- _What the task asks_: Below are the records; reproduce all of them exactly but without any images.

start

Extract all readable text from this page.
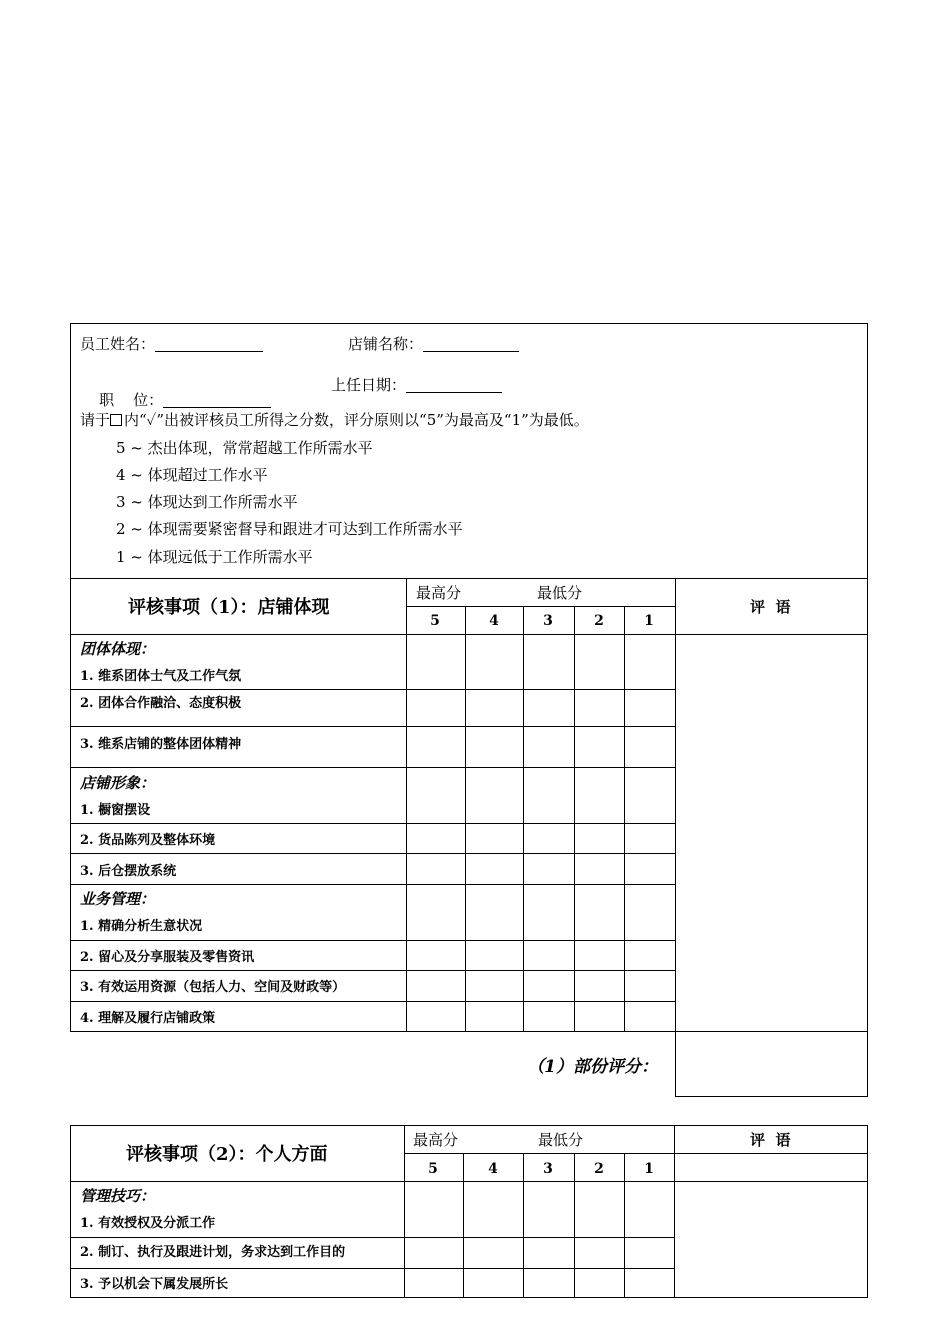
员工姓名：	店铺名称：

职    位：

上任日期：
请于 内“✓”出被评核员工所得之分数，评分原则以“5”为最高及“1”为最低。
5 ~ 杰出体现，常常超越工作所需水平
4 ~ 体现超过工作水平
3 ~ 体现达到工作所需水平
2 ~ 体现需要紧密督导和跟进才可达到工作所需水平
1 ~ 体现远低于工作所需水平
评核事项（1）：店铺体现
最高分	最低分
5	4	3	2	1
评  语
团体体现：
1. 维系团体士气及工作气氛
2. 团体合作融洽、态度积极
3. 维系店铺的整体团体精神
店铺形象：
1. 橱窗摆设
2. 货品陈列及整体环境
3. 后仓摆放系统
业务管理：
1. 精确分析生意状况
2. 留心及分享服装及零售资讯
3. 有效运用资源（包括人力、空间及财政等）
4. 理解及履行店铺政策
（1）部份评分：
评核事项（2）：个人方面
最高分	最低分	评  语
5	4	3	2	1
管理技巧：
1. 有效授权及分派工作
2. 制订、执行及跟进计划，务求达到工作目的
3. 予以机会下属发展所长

end

- _Solution to this task_:
Extract all readable text from this page.
员工姓名：	店铺名称：

职    位：

上任日期：
请于 内“✓”出被评核员工所得之分数，评分原则以“5”为最高及“1”为最低。
5 ~ 杰出体现，常常超越工作所需水平
4 ~ 体现超过工作水平
3 ~ 体现达到工作所需水平
2 ~ 体现需要紧密督导和跟进才可达到工作所需水平
1 ~ 体现远低于工作所需水平
评核事项（1）：店铺体现
最高分	最低分
5	4	3	2	1
评  语
团体体现：
1. 维系团体士气及工作气氛
2. 团体合作融洽、态度积极
3. 维系店铺的整体团体精神
店铺形象：
1. 橱窗摆设
2. 货品陈列及整体环境
3. 后仓摆放系统
业务管理：
1. 精确分析生意状况
2. 留心及分享服装及零售资讯
3. 有效运用资源（包括人力、空间及财政等）
4. 理解及履行店铺政策
（1）部份评分：
评核事项（2）：个人方面
最高分	最低分	评  语
5	4	3	2	1
管理技巧：
1. 有效授权及分派工作
2. 制订、执行及跟进计划，务求达到工作目的
3. 予以机会下属发展所长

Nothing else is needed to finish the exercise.